**WHAT YOU HAVE TO DO:**
Wherever a line in the data below holds "left", copy that line.

**RAW DATA:**

==========

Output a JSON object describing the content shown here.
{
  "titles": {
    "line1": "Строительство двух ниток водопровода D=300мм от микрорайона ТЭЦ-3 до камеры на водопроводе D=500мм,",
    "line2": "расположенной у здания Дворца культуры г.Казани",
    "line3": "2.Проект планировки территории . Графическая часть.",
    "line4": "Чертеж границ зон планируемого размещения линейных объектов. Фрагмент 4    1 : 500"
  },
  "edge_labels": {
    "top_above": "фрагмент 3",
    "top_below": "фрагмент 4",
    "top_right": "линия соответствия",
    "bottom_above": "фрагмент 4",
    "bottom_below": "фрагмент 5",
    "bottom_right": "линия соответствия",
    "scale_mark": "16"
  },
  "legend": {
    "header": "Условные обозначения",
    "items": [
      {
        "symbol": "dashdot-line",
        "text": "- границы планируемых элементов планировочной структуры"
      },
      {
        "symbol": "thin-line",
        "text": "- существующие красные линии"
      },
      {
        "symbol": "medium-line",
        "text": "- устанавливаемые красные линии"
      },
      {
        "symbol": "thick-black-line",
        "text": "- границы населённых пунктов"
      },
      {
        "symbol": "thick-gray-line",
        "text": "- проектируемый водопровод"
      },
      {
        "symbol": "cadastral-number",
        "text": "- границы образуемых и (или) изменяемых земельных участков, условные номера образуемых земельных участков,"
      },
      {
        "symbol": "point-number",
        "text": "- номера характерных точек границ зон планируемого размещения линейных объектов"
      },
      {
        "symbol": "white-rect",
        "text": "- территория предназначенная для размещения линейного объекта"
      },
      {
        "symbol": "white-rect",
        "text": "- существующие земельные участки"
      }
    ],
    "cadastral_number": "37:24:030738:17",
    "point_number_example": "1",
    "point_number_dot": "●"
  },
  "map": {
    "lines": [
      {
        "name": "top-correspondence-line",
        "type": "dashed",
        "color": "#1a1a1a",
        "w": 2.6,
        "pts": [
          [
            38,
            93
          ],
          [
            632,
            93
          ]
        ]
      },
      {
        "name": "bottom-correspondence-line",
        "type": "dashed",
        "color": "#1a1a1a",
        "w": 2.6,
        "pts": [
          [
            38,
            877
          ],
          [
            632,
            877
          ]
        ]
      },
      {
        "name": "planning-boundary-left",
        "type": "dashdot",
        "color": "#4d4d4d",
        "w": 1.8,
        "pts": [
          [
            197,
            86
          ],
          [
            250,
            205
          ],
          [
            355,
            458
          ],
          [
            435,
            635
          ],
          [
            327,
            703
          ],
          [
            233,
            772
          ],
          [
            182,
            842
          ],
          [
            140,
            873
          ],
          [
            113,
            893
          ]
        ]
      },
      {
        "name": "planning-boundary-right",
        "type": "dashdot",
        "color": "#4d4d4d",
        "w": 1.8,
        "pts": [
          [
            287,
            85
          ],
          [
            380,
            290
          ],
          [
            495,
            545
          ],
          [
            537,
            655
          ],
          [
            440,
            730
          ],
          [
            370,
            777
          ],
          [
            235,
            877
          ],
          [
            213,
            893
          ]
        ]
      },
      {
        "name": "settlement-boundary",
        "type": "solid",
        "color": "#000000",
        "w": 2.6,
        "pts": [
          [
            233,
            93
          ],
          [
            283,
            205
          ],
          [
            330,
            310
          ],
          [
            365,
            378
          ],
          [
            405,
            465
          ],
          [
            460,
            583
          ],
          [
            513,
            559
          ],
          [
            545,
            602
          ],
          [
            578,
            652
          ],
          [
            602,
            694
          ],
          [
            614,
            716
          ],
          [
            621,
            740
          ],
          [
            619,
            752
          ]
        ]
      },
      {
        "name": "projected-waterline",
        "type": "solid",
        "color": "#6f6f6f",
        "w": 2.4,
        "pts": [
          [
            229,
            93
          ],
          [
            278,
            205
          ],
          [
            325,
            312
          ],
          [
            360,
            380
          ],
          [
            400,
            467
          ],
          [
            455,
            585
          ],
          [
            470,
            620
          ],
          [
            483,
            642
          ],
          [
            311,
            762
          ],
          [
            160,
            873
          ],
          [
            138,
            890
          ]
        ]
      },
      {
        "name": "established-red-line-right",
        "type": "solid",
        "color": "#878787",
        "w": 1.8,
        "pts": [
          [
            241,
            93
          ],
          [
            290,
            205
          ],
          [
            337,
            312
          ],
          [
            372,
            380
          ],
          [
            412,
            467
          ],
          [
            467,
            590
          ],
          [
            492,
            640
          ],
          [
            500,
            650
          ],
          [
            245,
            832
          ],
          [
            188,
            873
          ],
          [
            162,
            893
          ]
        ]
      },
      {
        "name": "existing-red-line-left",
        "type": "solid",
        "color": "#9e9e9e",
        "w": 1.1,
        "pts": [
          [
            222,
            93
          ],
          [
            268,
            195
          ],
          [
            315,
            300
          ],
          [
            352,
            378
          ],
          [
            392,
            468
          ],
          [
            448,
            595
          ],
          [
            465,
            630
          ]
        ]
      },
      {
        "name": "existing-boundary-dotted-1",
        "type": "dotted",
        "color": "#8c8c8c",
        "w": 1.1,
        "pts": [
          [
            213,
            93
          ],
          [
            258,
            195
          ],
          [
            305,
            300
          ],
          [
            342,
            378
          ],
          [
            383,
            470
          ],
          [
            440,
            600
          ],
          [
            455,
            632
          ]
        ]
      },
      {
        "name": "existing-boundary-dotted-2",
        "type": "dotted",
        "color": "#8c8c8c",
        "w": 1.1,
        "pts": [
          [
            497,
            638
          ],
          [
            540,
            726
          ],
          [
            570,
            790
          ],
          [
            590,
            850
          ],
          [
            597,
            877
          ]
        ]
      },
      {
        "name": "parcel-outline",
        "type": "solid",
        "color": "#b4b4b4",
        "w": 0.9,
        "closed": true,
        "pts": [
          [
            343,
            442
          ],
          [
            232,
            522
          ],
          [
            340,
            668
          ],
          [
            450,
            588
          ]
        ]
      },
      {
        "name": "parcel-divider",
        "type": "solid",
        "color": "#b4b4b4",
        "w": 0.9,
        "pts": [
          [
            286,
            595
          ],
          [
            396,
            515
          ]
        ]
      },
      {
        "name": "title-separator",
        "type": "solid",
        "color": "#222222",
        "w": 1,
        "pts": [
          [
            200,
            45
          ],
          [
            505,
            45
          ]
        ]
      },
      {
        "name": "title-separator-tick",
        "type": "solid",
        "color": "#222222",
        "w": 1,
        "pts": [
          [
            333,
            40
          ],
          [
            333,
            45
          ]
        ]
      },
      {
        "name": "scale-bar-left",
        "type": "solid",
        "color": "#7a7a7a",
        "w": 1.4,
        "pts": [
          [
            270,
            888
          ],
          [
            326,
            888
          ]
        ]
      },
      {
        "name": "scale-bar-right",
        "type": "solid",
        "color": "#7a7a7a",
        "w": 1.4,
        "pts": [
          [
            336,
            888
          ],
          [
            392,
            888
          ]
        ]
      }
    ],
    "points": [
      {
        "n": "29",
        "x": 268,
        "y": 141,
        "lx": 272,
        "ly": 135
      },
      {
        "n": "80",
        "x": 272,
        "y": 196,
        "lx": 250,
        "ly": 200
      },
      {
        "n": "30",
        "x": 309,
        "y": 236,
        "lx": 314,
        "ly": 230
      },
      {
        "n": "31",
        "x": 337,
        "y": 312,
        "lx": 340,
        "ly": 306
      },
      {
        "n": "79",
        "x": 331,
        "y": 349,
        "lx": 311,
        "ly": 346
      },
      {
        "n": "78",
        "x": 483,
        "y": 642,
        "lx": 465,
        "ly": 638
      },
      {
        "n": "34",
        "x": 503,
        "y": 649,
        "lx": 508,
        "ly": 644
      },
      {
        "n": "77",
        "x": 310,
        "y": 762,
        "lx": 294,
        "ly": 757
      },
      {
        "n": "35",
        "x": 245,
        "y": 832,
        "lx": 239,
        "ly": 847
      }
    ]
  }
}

==========

**EXERCISE SOLUTION:**
        "name": "planning-boundary-left",
        "name": "existing-red-line-left",
        "name": "scale-bar-left",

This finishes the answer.